- Occupation: Professor emerita
- Known for: Criminology
- Awards: Fellow of the American Society of Criminology for Outstanding Lifetime Career Achievement

Academic background
- Alma mater: Ohio State University

Academic work
- Discipline: Sociology, criminology
- Institutions: Temple University; University of North Carolina at Charlotte; North Carolina State University;

= Margaret A. Zahn =

American sociologist and criminologist

Margaret A. Zahn is an American sociologist and criminologist at North Carolina State University. She received her PhD in sociology from the Ohio State University in 1969. Zahn has served as president of the American Society of Criminology and has received Fellow of the American Society of Criminology for Outstanding Lifetime Career Achievement.

==Professional career==
Zahn has served as a professor at multiple universities. She began her tenure-track career at Temple University, where she worked as a professor in the Department of Sociology from 1969 until 1987. From 1987 until 1990, she served as professor and chair for the Department of Sociology, Social Work, and Criminal Justice at Northern Arizona University. At University of North Carolina-Charlotte, Zahn served as chair of the Department of Sociology and Anthropology and as associate dean in the College of Arts and Sciences from 1990 to 1995.
_____
■ TASK TO COMPLETE: Which universities are named anywhere in the text on Margaret A. Zahn? List each one once.
_____
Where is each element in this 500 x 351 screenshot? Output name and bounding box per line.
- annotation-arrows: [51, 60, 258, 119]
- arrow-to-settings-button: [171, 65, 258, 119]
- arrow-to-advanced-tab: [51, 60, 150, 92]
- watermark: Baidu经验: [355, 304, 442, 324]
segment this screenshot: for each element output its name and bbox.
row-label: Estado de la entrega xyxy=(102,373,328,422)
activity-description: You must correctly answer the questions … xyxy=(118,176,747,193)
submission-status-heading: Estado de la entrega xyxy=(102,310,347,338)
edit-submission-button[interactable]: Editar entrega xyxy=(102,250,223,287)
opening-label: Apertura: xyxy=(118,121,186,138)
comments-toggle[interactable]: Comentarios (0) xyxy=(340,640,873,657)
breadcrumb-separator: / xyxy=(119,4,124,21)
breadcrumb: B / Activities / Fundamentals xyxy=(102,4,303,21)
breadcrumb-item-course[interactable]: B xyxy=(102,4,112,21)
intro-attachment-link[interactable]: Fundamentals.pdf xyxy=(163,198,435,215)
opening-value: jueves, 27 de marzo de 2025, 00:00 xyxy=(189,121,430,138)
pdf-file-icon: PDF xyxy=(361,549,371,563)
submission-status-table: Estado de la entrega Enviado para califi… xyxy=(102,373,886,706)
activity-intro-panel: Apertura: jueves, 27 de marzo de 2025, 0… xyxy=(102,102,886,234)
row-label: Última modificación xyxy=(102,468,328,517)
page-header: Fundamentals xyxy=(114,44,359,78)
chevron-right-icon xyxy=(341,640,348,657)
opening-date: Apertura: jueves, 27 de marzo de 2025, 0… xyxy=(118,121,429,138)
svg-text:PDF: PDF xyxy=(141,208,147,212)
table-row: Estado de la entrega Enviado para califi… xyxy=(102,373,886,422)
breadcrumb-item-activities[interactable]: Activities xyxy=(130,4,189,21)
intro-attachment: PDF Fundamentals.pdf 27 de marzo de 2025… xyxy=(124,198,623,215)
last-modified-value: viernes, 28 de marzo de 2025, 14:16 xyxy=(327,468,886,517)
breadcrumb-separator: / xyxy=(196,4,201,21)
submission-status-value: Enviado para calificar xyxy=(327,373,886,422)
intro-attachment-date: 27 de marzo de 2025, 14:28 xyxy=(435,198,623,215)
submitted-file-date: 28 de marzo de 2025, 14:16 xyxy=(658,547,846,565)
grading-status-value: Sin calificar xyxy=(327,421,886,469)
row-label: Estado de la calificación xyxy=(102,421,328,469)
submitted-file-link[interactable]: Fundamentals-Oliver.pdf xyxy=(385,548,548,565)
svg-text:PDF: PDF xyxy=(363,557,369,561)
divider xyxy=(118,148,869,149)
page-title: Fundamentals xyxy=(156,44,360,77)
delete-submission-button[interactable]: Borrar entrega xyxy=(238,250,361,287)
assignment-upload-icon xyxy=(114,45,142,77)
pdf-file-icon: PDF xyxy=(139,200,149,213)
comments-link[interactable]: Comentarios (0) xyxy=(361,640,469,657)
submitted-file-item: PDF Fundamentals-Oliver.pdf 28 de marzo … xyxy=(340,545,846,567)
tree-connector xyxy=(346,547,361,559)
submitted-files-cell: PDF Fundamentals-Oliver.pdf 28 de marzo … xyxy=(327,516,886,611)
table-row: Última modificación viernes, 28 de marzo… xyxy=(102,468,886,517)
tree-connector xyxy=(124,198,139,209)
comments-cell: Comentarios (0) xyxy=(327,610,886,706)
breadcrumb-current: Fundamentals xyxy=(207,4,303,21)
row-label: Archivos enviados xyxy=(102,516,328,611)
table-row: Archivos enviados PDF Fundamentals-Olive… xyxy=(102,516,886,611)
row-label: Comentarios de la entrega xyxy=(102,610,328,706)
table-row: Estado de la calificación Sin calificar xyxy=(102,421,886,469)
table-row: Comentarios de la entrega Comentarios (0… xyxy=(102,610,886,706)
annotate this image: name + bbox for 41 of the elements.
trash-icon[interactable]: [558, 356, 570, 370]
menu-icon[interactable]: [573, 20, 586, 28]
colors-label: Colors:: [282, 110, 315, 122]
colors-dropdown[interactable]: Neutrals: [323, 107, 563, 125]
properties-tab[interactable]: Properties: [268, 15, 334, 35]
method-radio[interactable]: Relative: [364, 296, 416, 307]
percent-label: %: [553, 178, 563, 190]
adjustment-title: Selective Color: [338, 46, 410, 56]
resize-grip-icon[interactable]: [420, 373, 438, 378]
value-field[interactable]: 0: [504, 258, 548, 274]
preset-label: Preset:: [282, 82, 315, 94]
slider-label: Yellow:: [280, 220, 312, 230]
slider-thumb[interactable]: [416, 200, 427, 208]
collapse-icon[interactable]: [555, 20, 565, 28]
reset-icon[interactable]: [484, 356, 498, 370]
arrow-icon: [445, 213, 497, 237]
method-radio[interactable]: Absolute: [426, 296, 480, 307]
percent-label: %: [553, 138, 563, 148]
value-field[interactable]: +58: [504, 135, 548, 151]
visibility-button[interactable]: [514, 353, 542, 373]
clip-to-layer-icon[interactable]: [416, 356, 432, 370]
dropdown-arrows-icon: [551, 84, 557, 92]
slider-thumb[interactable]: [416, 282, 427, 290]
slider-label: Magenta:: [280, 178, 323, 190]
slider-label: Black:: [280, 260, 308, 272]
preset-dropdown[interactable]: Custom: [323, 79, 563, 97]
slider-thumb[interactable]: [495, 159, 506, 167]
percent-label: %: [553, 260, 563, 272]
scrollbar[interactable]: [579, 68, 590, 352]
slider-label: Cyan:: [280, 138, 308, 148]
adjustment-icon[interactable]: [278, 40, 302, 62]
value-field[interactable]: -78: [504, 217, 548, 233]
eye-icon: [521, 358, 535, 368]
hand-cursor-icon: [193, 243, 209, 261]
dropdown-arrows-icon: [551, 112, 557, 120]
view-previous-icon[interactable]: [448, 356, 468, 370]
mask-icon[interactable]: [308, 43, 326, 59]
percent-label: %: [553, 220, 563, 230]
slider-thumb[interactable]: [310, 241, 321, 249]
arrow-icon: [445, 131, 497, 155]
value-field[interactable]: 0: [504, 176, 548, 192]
_____
■ TASK SOLUTION:
- Ohio State University
- Temple University
- University of North Carolina at Charlotte
- North Carolina State University
- Northern Arizona University